• _What to do_: Identify and copy all lines of the material where the string "транспортом" is found.

• _Provided entries_:
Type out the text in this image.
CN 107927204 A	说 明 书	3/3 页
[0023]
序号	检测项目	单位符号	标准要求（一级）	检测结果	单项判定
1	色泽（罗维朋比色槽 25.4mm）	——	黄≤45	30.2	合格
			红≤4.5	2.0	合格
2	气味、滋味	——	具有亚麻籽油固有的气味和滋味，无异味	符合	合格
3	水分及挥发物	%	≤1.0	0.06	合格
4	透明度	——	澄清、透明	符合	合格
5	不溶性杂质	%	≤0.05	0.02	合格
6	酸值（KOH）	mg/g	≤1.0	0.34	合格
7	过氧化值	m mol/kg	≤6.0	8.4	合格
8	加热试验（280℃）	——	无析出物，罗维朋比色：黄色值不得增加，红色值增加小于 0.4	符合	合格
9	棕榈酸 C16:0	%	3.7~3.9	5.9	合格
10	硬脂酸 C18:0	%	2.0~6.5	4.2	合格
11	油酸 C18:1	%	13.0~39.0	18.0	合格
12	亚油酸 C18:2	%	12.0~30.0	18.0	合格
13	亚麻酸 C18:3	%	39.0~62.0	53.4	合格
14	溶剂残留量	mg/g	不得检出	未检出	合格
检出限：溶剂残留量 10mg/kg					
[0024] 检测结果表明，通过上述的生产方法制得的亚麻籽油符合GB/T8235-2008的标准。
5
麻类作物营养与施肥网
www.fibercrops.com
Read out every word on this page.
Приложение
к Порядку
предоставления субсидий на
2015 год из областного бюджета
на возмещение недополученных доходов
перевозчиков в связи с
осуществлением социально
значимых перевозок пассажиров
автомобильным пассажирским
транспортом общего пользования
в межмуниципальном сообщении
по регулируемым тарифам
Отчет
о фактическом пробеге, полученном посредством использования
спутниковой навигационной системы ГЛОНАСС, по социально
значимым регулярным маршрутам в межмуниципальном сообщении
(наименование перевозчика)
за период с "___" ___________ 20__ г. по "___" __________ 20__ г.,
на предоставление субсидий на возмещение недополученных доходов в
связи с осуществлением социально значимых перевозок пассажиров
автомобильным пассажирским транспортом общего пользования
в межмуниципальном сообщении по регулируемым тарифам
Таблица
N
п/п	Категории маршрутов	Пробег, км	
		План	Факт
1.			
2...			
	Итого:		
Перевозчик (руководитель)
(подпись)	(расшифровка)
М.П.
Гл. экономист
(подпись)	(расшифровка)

---

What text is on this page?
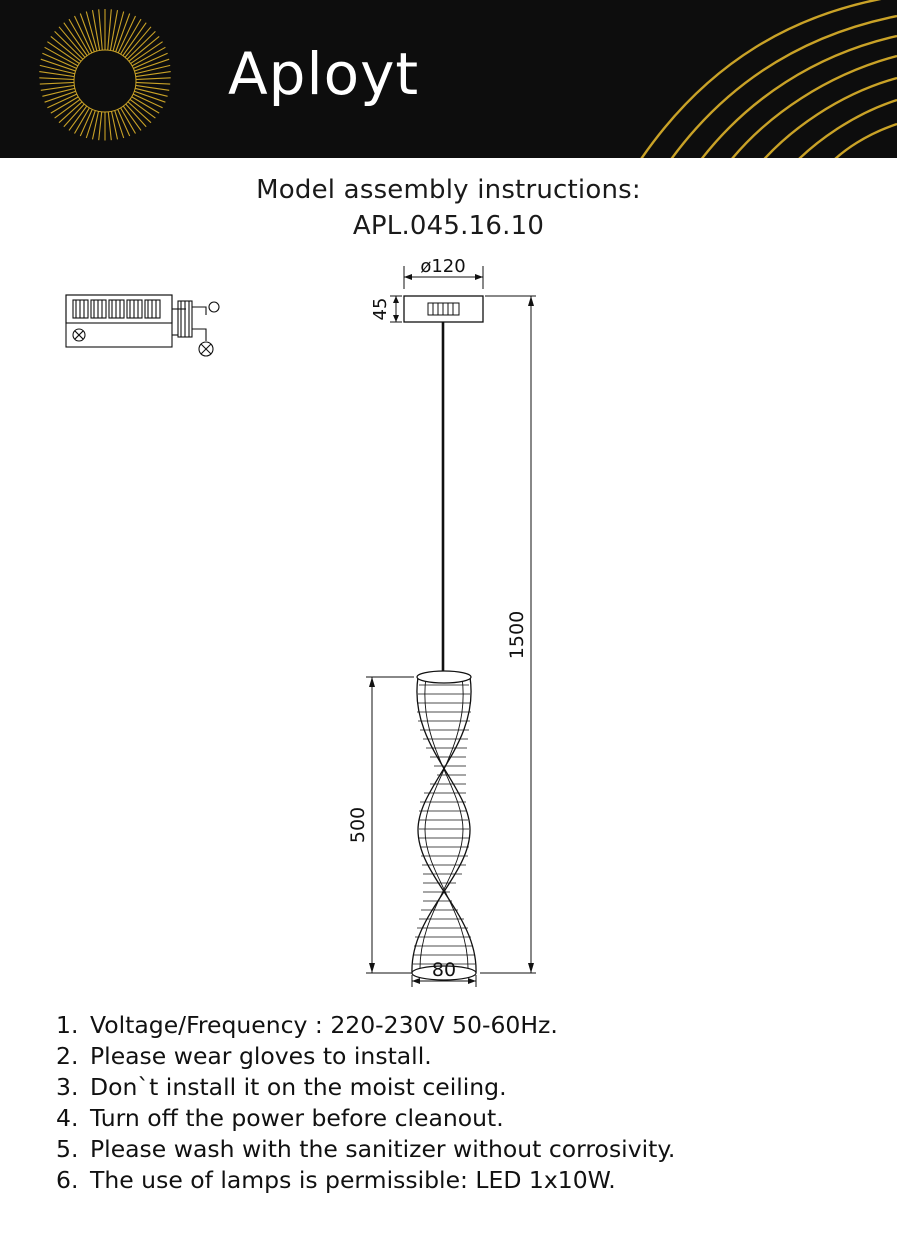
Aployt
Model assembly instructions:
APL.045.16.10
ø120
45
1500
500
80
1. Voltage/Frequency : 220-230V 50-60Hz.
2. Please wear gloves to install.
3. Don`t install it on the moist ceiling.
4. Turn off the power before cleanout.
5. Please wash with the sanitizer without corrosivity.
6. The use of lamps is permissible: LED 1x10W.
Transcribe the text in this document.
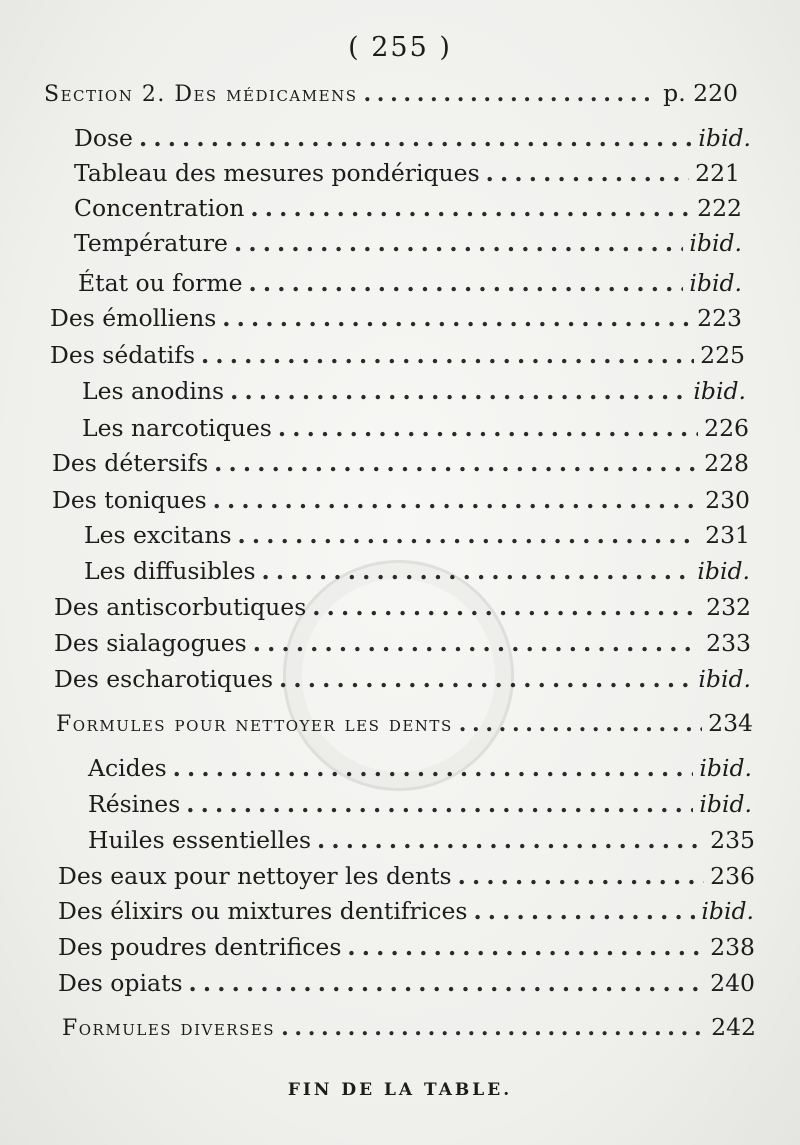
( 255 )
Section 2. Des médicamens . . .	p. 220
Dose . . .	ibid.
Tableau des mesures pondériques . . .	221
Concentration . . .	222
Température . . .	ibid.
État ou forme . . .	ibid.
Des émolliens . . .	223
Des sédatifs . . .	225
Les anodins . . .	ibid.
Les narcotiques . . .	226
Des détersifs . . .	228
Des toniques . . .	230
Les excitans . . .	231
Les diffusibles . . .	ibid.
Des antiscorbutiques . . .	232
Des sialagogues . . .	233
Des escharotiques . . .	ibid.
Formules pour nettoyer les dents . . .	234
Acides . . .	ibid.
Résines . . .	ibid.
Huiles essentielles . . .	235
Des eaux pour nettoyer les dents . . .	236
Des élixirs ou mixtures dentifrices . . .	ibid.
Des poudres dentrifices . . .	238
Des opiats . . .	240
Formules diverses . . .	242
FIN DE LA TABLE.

--

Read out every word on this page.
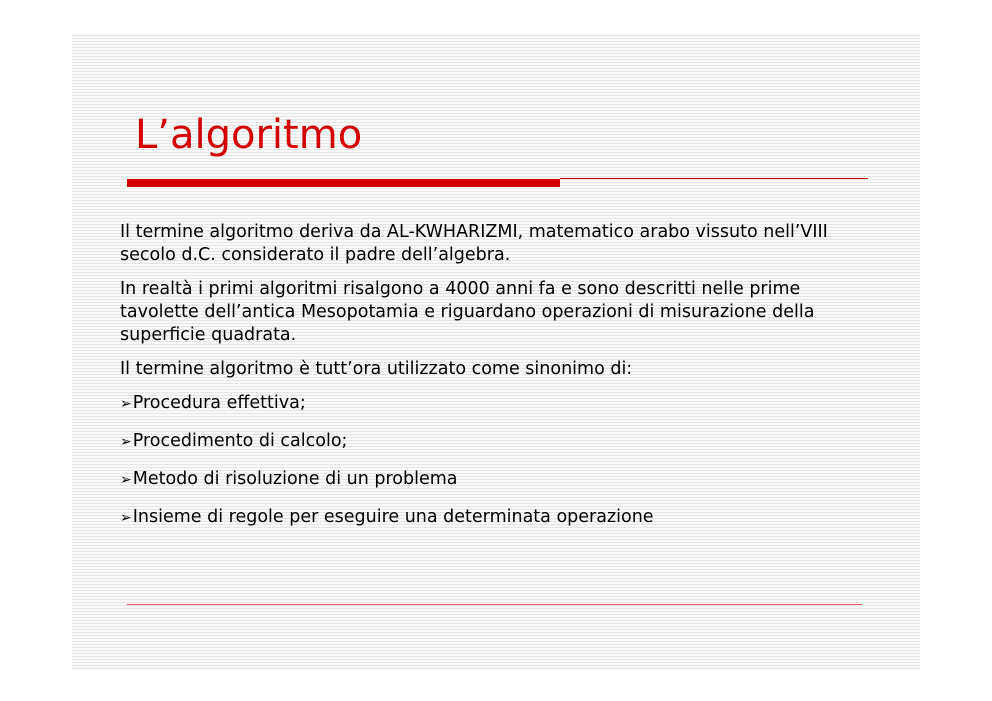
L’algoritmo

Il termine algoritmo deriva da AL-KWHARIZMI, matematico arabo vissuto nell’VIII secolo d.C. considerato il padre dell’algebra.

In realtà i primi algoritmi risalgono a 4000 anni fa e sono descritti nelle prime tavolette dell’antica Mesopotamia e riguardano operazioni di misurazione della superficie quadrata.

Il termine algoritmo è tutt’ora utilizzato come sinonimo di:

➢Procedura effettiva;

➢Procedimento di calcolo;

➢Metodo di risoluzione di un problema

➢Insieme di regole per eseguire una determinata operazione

• _Output below_:
транспортом общего пользования
автомобильным пассажирским транспортом общего пользования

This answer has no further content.